◆ **Stated problem A**
Copy the entries verbatim, from their first line through the line holding "x-tick-label: 0.6: [384, 584, 399, 592]", inclusive.

◆ **Quoted text**

※

REUTERS/Charles Platiau

There has been no shortage of remembrances about Nelson Mandela since his death on Dec. 5. Icon, leader, radical, luminary–the life of former South African president has been memorialized in endless ways in recent days. And for good reason: His remarkable influence on both his country and the world feels unparalleled when compared with today’s political and activist leaders, heightening the sense of loss.

But doing justice to the life of a man who has inspired so many by his own actions–not to mention by his powerful words and speeches–is no easy task. Amid the deluge of celebrity essays and standard-fare obituaries, we highlight a few compelling tributes to this extraordinary leader that shouldn’t be missed.

※

◆ **Records supplied**
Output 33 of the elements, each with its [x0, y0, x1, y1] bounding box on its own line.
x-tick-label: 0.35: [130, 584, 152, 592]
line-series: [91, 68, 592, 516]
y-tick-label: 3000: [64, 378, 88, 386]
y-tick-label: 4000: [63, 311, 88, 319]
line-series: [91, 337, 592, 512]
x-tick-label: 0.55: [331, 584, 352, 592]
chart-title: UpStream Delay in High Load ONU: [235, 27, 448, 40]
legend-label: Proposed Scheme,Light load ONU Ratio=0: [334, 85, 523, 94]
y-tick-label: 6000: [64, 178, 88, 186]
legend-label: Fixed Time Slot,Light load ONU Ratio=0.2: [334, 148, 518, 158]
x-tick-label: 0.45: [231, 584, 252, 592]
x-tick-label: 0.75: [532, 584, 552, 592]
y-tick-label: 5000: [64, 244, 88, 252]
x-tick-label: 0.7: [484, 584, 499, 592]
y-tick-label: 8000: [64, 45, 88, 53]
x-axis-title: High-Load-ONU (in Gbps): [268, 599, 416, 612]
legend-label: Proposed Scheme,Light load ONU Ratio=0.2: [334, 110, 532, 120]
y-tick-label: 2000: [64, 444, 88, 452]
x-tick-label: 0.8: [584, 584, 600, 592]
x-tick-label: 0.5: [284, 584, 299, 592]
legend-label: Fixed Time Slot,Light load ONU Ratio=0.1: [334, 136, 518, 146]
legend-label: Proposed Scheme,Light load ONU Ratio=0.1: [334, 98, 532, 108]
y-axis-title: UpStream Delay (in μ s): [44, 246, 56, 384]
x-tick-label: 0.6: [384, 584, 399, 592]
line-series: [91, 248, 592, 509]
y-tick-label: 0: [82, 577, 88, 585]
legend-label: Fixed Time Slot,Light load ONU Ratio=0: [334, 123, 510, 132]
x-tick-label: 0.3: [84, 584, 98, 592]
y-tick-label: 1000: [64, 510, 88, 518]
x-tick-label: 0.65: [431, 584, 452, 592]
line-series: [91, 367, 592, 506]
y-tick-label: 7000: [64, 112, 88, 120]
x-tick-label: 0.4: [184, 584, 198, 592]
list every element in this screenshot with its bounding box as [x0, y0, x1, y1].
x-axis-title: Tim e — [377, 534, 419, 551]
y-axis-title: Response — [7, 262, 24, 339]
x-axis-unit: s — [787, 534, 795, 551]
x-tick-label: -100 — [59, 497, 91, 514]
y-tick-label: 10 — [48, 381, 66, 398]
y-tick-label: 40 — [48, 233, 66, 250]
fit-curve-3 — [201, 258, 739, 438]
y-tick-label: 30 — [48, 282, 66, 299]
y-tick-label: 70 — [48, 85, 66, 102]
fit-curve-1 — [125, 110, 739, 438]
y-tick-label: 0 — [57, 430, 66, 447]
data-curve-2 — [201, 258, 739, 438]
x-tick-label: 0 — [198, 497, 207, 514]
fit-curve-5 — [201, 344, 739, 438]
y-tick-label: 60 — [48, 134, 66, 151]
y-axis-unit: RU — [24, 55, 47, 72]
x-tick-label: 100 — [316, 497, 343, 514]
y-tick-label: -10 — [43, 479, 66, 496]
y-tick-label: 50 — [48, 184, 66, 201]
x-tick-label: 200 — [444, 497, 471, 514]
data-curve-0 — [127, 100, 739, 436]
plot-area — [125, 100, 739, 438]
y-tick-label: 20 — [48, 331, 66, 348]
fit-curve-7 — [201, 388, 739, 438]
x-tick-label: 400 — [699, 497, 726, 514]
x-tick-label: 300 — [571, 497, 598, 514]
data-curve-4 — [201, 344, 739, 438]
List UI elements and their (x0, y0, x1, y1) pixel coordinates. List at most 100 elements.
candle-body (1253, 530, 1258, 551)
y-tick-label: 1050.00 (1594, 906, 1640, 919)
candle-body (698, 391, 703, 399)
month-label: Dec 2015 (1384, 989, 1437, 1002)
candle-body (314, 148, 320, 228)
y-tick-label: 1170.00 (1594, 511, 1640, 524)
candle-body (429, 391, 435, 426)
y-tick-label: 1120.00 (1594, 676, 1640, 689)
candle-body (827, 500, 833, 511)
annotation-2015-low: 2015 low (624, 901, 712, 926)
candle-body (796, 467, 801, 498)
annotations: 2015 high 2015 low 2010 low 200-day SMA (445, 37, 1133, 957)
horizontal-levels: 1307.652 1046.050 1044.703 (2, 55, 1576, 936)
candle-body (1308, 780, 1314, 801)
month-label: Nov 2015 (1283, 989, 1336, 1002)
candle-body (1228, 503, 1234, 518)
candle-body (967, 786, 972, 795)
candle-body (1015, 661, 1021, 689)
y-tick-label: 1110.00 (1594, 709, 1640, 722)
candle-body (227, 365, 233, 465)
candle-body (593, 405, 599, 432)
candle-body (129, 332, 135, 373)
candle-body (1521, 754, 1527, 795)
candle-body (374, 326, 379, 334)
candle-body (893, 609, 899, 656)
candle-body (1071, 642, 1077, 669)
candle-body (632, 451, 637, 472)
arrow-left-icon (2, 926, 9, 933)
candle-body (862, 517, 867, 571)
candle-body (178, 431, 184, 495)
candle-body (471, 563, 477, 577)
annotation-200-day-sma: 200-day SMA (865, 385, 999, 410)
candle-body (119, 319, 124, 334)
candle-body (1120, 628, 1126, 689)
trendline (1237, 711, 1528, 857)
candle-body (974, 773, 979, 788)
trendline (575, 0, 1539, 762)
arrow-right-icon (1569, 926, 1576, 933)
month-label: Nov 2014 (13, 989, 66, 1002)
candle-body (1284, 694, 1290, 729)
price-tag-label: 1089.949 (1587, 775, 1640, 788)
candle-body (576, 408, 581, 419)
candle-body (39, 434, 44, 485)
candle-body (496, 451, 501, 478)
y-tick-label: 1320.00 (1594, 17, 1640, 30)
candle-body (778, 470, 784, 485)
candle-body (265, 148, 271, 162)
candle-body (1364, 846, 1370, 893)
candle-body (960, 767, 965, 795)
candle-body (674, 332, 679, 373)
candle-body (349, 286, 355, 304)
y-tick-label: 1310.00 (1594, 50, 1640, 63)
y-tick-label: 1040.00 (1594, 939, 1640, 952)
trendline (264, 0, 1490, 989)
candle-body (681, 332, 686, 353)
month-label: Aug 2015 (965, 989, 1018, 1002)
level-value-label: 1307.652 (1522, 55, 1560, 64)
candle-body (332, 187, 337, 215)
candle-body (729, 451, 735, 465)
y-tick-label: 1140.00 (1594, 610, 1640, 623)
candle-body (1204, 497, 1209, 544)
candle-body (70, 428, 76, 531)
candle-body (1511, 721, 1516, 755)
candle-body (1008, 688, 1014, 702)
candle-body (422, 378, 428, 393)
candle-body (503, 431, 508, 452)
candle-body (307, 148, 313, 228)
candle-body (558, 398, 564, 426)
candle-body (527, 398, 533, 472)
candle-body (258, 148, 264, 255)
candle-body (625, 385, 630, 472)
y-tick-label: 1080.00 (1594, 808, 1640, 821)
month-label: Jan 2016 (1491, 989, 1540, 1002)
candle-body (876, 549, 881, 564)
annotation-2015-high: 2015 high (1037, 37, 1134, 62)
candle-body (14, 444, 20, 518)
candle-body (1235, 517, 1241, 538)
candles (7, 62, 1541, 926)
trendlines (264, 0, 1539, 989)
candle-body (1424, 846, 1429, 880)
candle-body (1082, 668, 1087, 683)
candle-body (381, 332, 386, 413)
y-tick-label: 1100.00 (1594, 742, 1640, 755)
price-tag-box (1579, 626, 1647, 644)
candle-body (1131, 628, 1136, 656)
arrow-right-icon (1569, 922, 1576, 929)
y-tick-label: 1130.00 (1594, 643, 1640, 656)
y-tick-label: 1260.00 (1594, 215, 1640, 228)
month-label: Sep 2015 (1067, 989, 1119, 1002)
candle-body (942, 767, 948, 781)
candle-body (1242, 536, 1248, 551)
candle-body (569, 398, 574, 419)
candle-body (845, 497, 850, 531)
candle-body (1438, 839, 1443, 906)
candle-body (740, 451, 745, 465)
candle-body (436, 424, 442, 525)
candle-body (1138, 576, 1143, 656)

※

◆ **Stated problem B**
In the text on remembering Nelson Mandela, rewrite the paragraph beginning "But doing justice to the life" more briefly, keeping its main facts.

◆ **Output A**
Output 33 of the elements, each with its [x0, y0, x1, y1] bounding box on its own line.
x-tick-label: 0.35: [130, 584, 152, 592]
line-series: [91, 68, 592, 516]
y-tick-label: 3000: [64, 378, 88, 386]
y-tick-label: 4000: [63, 311, 88, 319]
line-series: [91, 337, 592, 512]
x-tick-label: 0.55: [331, 584, 352, 592]
chart-title: UpStream Delay in High Load ONU: [235, 27, 448, 40]
legend-label: Proposed Scheme,Light load ONU Ratio=0: [334, 85, 523, 94]
y-tick-label: 6000: [64, 178, 88, 186]
legend-label: Fixed Time Slot,Light load ONU Ratio=0.2: [334, 148, 518, 158]
x-tick-label: 0.45: [231, 584, 252, 592]
x-tick-label: 0.75: [532, 584, 552, 592]
y-tick-label: 5000: [64, 244, 88, 252]
x-tick-label: 0.7: [484, 584, 499, 592]
y-tick-label: 8000: [64, 45, 88, 53]
x-axis-title: High-Load-ONU (in Gbps): [268, 599, 416, 612]
legend-label: Proposed Scheme,Light load ONU Ratio=0.2: [334, 110, 532, 120]
y-tick-label: 2000: [64, 444, 88, 452]
x-tick-label: 0.8: [584, 584, 600, 592]
x-tick-label: 0.5: [284, 584, 299, 592]
legend-label: Fixed Time Slot,Light load ONU Ratio=0.1: [334, 136, 518, 146]
legend-label: Proposed Scheme,Light load ONU Ratio=0.1: [334, 98, 532, 108]
y-axis-title: UpStream Delay (in μ s): [44, 246, 56, 384]
x-tick-label: 0.6: [384, 584, 399, 592]

◆ **Output B**
Honoring a man who inspired so many through his actions, words and speeches is hard. Amid the flood of celebrity essays and standard obituaries, a few compelling tributes to him are highlighted as ones that shouldn't be missed.